Exercise description: Transcribe the records exactly from the line with "Convert this document image to plain text." to the end, both included.

Supplied data:
++++
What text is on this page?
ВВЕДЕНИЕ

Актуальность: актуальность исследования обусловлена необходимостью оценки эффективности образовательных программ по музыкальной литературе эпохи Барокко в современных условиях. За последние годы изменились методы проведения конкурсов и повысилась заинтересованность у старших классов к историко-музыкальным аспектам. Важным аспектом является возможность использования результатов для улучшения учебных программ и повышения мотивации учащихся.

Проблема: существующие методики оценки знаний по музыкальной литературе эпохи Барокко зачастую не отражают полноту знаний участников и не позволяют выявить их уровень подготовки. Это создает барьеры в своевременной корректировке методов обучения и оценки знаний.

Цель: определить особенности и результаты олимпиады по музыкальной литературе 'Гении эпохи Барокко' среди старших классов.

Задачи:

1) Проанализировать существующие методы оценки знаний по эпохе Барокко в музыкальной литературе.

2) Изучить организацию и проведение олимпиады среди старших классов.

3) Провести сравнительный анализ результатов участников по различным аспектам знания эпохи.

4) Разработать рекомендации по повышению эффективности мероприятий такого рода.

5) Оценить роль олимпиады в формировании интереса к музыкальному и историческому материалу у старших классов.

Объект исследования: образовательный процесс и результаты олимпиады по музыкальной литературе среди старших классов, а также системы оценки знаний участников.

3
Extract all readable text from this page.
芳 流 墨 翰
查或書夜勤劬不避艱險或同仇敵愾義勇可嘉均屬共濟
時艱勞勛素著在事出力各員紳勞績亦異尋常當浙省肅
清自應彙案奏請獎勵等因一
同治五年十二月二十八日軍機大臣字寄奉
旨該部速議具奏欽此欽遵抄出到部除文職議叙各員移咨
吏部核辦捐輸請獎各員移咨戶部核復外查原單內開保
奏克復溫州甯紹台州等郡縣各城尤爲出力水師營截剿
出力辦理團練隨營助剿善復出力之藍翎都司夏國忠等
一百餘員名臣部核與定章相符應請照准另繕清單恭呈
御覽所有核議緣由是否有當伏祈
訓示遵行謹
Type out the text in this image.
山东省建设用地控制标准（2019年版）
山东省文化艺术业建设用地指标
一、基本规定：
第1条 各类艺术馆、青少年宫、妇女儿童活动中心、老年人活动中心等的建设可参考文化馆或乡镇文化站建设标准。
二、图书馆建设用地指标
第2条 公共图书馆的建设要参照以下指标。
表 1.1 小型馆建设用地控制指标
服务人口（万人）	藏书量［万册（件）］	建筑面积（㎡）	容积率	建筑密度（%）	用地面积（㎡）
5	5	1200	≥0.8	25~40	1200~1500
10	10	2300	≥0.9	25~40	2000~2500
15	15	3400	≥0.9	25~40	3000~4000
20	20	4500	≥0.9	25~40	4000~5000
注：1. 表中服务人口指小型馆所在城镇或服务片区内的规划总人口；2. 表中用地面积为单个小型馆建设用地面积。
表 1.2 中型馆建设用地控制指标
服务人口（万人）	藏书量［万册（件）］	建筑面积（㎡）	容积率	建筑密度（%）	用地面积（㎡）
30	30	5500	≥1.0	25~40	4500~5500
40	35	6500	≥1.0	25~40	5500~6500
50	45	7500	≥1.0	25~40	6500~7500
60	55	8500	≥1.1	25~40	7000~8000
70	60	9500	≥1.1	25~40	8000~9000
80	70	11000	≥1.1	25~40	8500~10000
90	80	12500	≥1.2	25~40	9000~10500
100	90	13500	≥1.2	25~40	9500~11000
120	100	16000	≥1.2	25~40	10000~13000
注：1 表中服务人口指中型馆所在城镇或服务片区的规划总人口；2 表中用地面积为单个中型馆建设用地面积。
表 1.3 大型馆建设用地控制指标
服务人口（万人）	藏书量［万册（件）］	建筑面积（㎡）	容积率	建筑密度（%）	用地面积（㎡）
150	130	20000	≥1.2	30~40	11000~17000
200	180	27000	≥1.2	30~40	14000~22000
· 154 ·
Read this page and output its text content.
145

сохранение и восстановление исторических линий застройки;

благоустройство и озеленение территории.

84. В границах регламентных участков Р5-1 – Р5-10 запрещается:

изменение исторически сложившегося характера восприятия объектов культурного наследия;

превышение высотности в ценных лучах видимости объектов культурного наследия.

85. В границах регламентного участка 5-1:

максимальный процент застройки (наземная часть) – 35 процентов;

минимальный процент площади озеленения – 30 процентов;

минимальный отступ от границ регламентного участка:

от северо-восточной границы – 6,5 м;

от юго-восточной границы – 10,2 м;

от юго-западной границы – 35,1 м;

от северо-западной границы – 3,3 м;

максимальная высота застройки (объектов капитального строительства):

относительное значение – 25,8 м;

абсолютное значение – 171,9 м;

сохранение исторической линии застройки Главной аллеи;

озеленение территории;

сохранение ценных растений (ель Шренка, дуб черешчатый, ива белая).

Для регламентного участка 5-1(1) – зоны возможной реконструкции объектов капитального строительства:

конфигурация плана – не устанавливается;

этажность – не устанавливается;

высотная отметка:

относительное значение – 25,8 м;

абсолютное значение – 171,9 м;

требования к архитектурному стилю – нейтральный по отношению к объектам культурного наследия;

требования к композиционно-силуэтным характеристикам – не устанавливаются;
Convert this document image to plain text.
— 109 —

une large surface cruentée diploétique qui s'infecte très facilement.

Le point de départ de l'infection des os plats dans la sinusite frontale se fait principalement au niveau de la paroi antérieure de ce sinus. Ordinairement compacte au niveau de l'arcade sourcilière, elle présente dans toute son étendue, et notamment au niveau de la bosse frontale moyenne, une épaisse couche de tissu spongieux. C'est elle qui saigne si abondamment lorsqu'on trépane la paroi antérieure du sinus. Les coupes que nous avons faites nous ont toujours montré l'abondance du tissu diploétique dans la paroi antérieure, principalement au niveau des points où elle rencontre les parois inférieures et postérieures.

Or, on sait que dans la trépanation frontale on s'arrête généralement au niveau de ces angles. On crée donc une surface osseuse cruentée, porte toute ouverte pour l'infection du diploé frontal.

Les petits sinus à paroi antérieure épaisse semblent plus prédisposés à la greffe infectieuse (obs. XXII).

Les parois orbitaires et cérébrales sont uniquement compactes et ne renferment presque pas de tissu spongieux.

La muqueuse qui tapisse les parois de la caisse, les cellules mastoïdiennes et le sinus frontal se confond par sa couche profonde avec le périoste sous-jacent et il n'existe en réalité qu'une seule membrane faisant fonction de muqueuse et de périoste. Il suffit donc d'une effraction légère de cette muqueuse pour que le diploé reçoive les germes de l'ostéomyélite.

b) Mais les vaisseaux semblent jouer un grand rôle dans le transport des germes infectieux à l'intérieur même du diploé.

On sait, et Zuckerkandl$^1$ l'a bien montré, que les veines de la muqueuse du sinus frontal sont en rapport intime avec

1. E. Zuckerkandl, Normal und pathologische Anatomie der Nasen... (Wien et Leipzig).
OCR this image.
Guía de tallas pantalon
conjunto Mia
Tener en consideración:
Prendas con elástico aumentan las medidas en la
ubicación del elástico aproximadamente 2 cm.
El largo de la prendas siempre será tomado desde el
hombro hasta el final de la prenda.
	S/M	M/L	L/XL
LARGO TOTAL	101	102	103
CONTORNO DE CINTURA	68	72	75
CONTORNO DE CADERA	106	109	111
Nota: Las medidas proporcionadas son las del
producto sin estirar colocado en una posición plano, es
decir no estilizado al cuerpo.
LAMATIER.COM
++++
Final result:
Convert this document image to plain text.
— 109 —

une large surface cruentée diploétique qui s'infecte très facilement.

Le point de départ de l'infection des os plats dans la sinusite frontale se fait principalement au niveau de la paroi antérieure de ce sinus. Ordinairement compacte au niveau de l'arcade sourcilière, elle présente dans toute son étendue, et notamment au niveau de la bosse frontale moyenne, une épaisse couche de tissu spongieux. C'est elle qui saigne si abondamment lorsqu'on trépane la paroi antérieure du sinus. Les coupes que nous avons faites nous ont toujours montré l'abondance du tissu diploétique dans la paroi antérieure, principalement au niveau des points où elle rencontre les parois inférieures et postérieures.

Or, on sait que dans la trépanation frontale on s'arrête généralement au niveau de ces angles. On crée donc une surface osseuse cruentée, porte toute ouverte pour l'infection du diploé frontal.

Les petits sinus à paroi antérieure épaisse semblent plus prédisposés à la greffe infectieuse (obs. XXII).

Les parois orbitaires et cérébrales sont uniquement compactes et ne renferment presque pas de tissu spongieux.

La muqueuse qui tapisse les parois de la caisse, les cellules mastoïdiennes et le sinus frontal se confond par sa couche profonde avec le périoste sous-jacent et il n'existe en réalité qu'une seule membrane faisant fonction de muqueuse et de périoste. Il suffit donc d'une effraction légère de cette muqueuse pour que le diploé reçoive les germes de l'ostéomyélite.

b) Mais les vaisseaux semblent jouer un grand rôle dans le transport des germes infectieux à l'intérieur même du diploé.

On sait, et Zuckerkandl$^1$ l'a bien montré, que les veines de la muqueuse du sinus frontal sont en rapport intime avec

1. E. Zuckerkandl, Normal und pathologische Anatomie der Nasen... (Wien et Leipzig).
OCR this image.
Guía de tallas pantalon
conjunto Mia
Tener en consideración:
Prendas con elástico aumentan las medidas en la
ubicación del elástico aproximadamente 2 cm.
El largo de la prendas siempre será tomado desde el
hombro hasta el final de la prenda.
	S/M	M/L	L/XL
LARGO TOTAL	101	102	103
CONTORNO DE CINTURA	68	72	75
CONTORNO DE CADERA	106	109	111
Nota: Las medidas proporcionadas son las del
producto sin estirar colocado en una posición plano, es
decir no estilizado al cuerpo.
LAMATIER.COM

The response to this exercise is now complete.